------ Raw data

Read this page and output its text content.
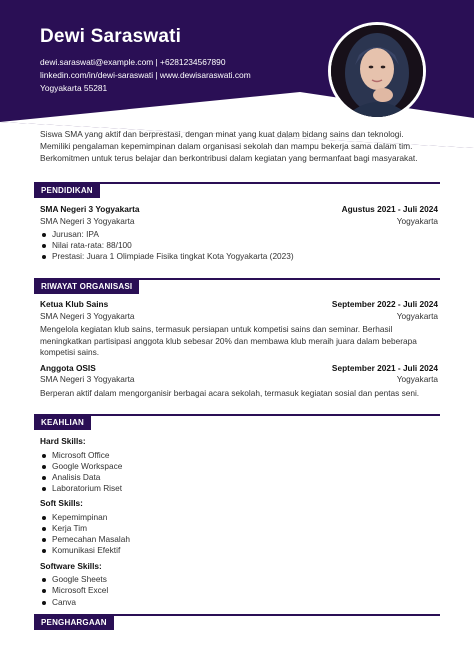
Dewi Saraswati
dewi.saraswati@example.com | +6281234567890
linkedin.com/in/dewi-saraswati | www.dewisaraswati.com
Yogyakarta 55281
Siswa SMA yang aktif dan berprestasi, dengan minat yang kuat dalam bidang sains dan teknologi. Memiliki pengalaman kepemimpinan dalam organisasi sekolah dan mampu bekerja sama dalam tim. Berkomitmen untuk terus belajar dan berkontribusi dalam kegiatan yang bermanfaat bagi masyarakat.
PENDIDIKAN
SMA Negeri 3 Yogyakarta	Agustus 2021 - Juli 2024
SMA Negeri 3 Yogyakarta	Yogyakarta
Jurusan: IPA
Nilai rata-rata: 88/100
Prestasi: Juara 1 Olimpiade Fisika tingkat Kota Yogyakarta (2023)
RIWAYAT ORGANISASI
Ketua Klub Sains	September 2022 - Juli 2024
SMA Negeri 3 Yogyakarta	Yogyakarta
Mengelola kegiatan klub sains, termasuk persiapan untuk kompetisi sains dan seminar. Berhasil meningkatkan partisipasi anggota klub sebesar 20% dan membawa klub meraih juara dalam beberapa kompetisi sains.
Anggota OSIS	September 2021 - Juli 2024
SMA Negeri 3 Yogyakarta	Yogyakarta
Berperan aktif dalam mengorganisir berbagai acara sekolah, termasuk kegiatan sosial dan pentas seni.
KEAHLIAN
Hard Skills:
Microsoft Office
Google Workspace
Analisis Data
Laboratorium Riset
Soft Skills:
Kepemimpinan
Kerja Tim
Pemecahan Masalah
Komunikasi Efektif
Software Skills:
Google Sheets
Microsoft Excel
Canva
PENGHARGAAN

------------

→ What the task asks
Pictures are not part of the copy; reproduce everything else in the records exactly.

→ The answer
Read this page and output its text content.
Dewi Saraswati
dewi.saraswati@example.com | +6281234567890
linkedin.com/in/dewi-saraswati | www.dewisaraswati.com
Yogyakarta 55281
Siswa SMA yang aktif dan berprestasi, dengan minat yang kuat dalam bidang sains dan teknologi. Memiliki pengalaman kepemimpinan dalam organisasi sekolah dan mampu bekerja sama dalam tim. Berkomitmen untuk terus belajar dan berkontribusi dalam kegiatan yang bermanfaat bagi masyarakat.
PENDIDIKAN
SMA Negeri 3 Yogyakarta	Agustus 2021 - Juli 2024
SMA Negeri 3 Yogyakarta	Yogyakarta
Jurusan: IPA
Nilai rata-rata: 88/100
Prestasi: Juara 1 Olimpiade Fisika tingkat Kota Yogyakarta (2023)
RIWAYAT ORGANISASI
Ketua Klub Sains	September 2022 - Juli 2024
SMA Negeri 3 Yogyakarta	Yogyakarta
Mengelola kegiatan klub sains, termasuk persiapan untuk kompetisi sains dan seminar. Berhasil meningkatkan partisipasi anggota klub sebesar 20% dan membawa klub meraih juara dalam beberapa kompetisi sains.
Anggota OSIS	September 2021 - Juli 2024
SMA Negeri 3 Yogyakarta	Yogyakarta
Berperan aktif dalam mengorganisir berbagai acara sekolah, termasuk kegiatan sosial dan pentas seni.
KEAHLIAN
Hard Skills:
Microsoft Office
Google Workspace
Analisis Data
Laboratorium Riset
Soft Skills:
Kepemimpinan
Kerja Tim
Pemecahan Masalah
Komunikasi Efektif
Software Skills:
Google Sheets
Microsoft Excel
Canva
PENGHARGAAN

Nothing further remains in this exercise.